> Task objective
Copy the data that follows, character for character, minus the pictures.

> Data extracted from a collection
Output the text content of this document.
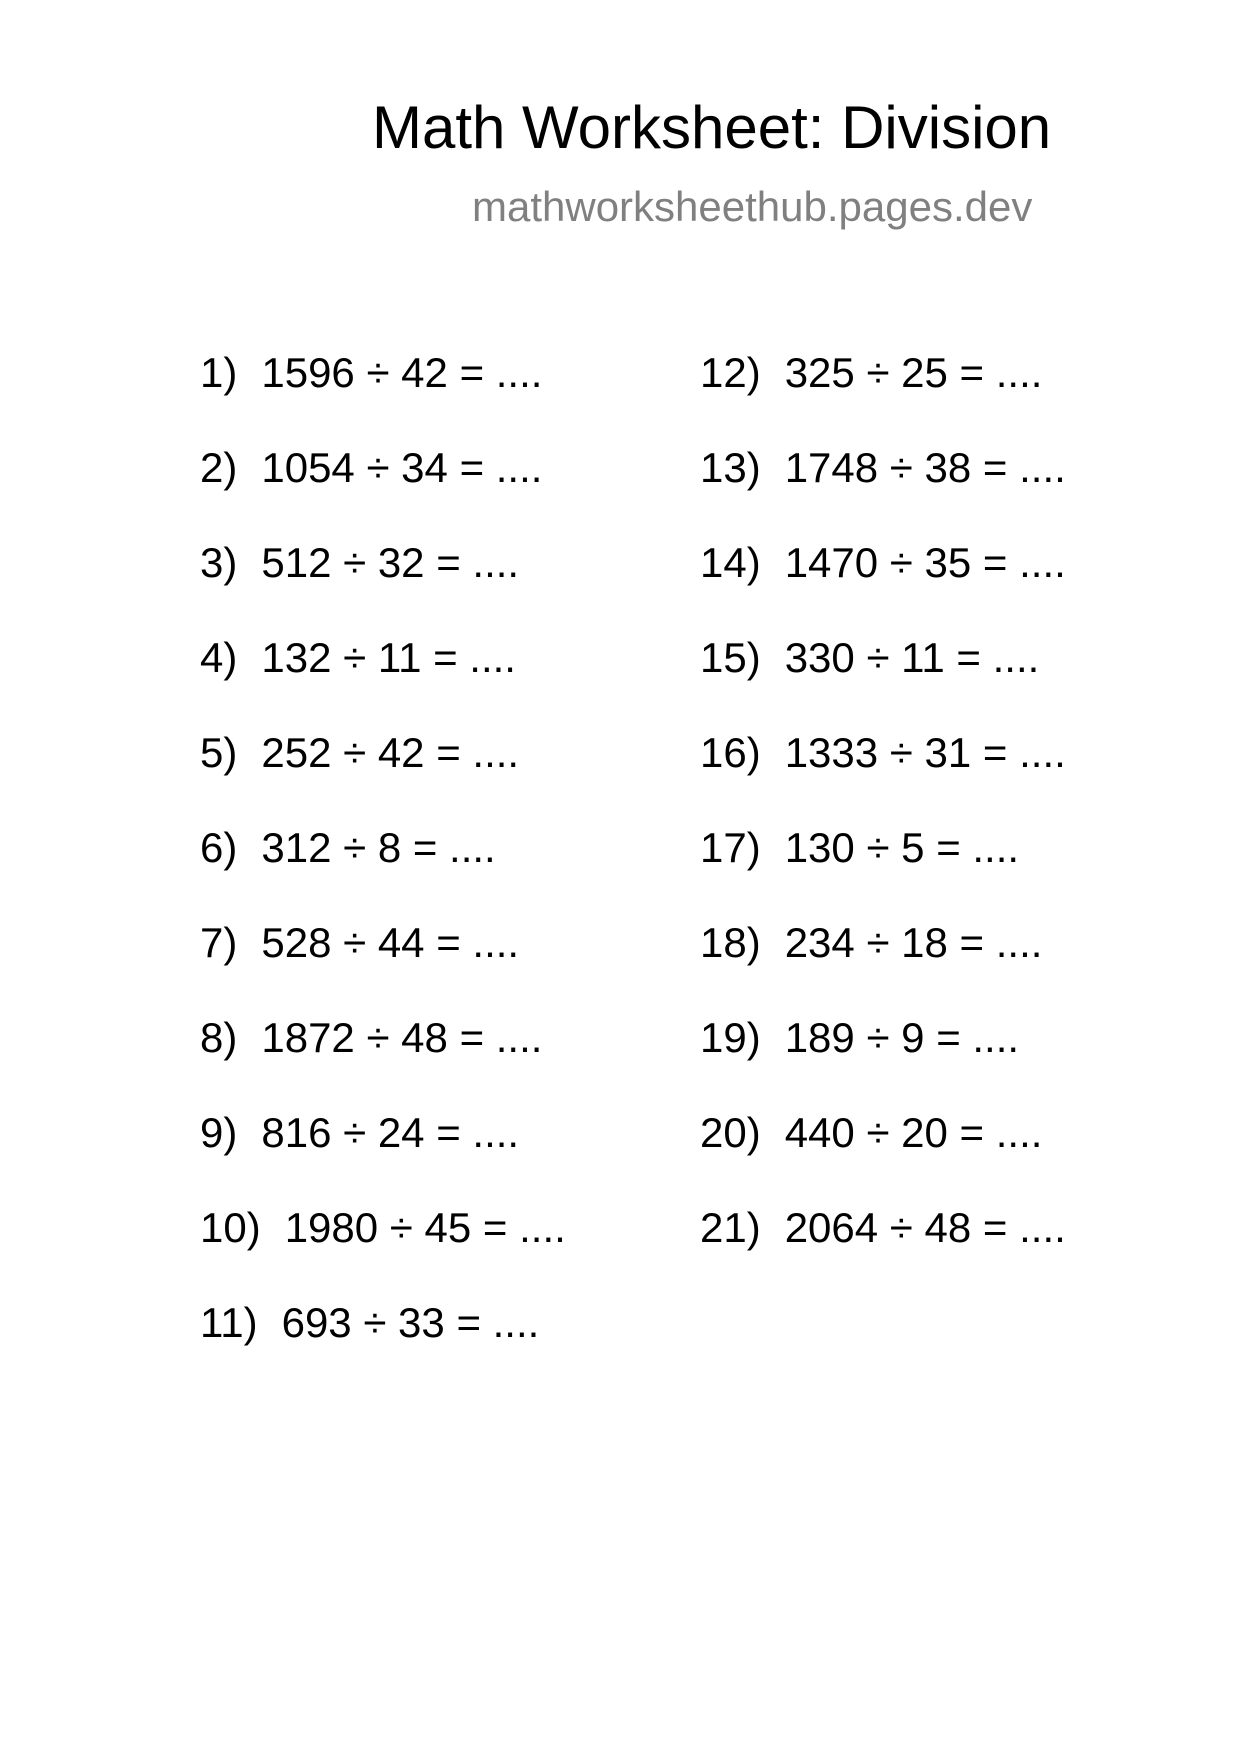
Math Worksheet: Division
mathworksheethub.pages.dev
1) 1596 ÷ 42 = ....
2) 1054 ÷ 34 = ....
3) 512 ÷ 32 = ....
4) 132 ÷ 11 = ....
5) 252 ÷ 42 = ....
6) 312 ÷ 8 = ....
7) 528 ÷ 44 = ....
8) 1872 ÷ 48 = ....
9) 816 ÷ 24 = ....
10) 1980 ÷ 45 = ....
11) 693 ÷ 33 = ....
12) 325 ÷ 25 = ....
13) 1748 ÷ 38 = ....
14) 1470 ÷ 35 = ....
15) 330 ÷ 11 = ....
16) 1333 ÷ 31 = ....
17) 130 ÷ 5 = ....
18) 234 ÷ 18 = ....
19) 189 ÷ 9 = ....
20) 440 ÷ 20 = ....
21) 2064 ÷ 48 = ....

> Solution to the problem
Output the text content of this document.
Math Worksheet: Division
mathworksheethub.pages.dev
1) 1596 ÷ 42 = ....
2) 1054 ÷ 34 = ....
3) 512 ÷ 32 = ....
4) 132 ÷ 11 = ....
5) 252 ÷ 42 = ....
6) 312 ÷ 8 = ....
7) 528 ÷ 44 = ....
8) 1872 ÷ 48 = ....
9) 816 ÷ 24 = ....
10) 1980 ÷ 45 = ....
11) 693 ÷ 33 = ....
12) 325 ÷ 25 = ....
13) 1748 ÷ 38 = ....
14) 1470 ÷ 35 = ....
15) 330 ÷ 11 = ....
16) 1333 ÷ 31 = ....
17) 130 ÷ 5 = ....
18) 234 ÷ 18 = ....
19) 189 ÷ 9 = ....
20) 440 ÷ 20 = ....
21) 2064 ÷ 48 = ....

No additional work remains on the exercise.